Given data:
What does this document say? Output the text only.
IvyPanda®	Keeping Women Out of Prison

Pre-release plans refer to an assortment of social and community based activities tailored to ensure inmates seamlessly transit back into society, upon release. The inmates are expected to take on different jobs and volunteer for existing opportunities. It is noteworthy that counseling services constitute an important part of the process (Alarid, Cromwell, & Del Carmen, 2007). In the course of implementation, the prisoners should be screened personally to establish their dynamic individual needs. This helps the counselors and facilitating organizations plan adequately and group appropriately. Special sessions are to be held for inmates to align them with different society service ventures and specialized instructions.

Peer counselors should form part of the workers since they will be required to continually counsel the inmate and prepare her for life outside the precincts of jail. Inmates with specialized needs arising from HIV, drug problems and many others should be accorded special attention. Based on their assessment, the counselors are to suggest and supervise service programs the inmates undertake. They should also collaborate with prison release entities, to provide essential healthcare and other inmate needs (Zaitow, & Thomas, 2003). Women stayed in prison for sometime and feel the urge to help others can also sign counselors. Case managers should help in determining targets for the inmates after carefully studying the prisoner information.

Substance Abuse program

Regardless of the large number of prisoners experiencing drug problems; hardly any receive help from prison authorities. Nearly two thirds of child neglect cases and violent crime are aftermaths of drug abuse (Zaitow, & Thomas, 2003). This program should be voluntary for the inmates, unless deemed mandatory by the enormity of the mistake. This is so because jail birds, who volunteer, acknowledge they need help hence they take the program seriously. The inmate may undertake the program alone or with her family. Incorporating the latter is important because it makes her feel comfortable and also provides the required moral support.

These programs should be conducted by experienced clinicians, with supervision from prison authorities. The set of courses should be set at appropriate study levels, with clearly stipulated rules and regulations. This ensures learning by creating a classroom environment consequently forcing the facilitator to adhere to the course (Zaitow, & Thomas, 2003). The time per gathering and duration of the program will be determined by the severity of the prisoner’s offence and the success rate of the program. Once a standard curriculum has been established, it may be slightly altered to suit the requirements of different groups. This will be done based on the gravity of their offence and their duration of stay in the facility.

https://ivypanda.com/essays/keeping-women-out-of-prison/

Task brief: Reproduce each entry word for word.

Task solution:
What does this document say? Output the text only.
IvyPanda®	Keeping Women Out of Prison

Pre-release plans refer to an assortment of social and community based activities tailored to ensure inmates seamlessly transit back into society, upon release. The inmates are expected to take on different jobs and volunteer for existing opportunities. It is noteworthy that counseling services constitute an important part of the process (Alarid, Cromwell, & Del Carmen, 2007). In the course of implementation, the prisoners should be screened personally to establish their dynamic individual needs. This helps the counselors and facilitating organizations plan adequately and group appropriately. Special sessions are to be held for inmates to align them with different society service ventures and specialized instructions.

Peer counselors should form part of the workers since they will be required to continually counsel the inmate and prepare her for life outside the precincts of jail. Inmates with specialized needs arising from HIV, drug problems and many others should be accorded special attention. Based on their assessment, the counselors are to suggest and supervise service programs the inmates undertake. They should also collaborate with prison release entities, to provide essential healthcare and other inmate needs (Zaitow, & Thomas, 2003). Women stayed in prison for sometime and feel the urge to help others can also sign counselors. Case managers should help in determining targets for the inmates after carefully studying the prisoner information.

Substance Abuse program

Regardless of the large number of prisoners experiencing drug problems; hardly any receive help from prison authorities. Nearly two thirds of child neglect cases and violent crime are aftermaths of drug abuse (Zaitow, & Thomas, 2003). This program should be voluntary for the inmates, unless deemed mandatory by the enormity of the mistake. This is so because jail birds, who volunteer, acknowledge they need help hence they take the program seriously. The inmate may undertake the program alone or with her family. Incorporating the latter is important because it makes her feel comfortable and also provides the required moral support.

These programs should be conducted by experienced clinicians, with supervision from prison authorities. The set of courses should be set at appropriate study levels, with clearly stipulated rules and regulations. This ensures learning by creating a classroom environment consequently forcing the facilitator to adhere to the course (Zaitow, & Thomas, 2003). The time per gathering and duration of the program will be determined by the severity of the prisoner’s offence and the success rate of the program. Once a standard curriculum has been established, it may be slightly altered to suit the requirements of different groups. This will be done based on the gravity of their offence and their duration of stay in the facility.

https://ivypanda.com/essays/keeping-women-out-of-prison/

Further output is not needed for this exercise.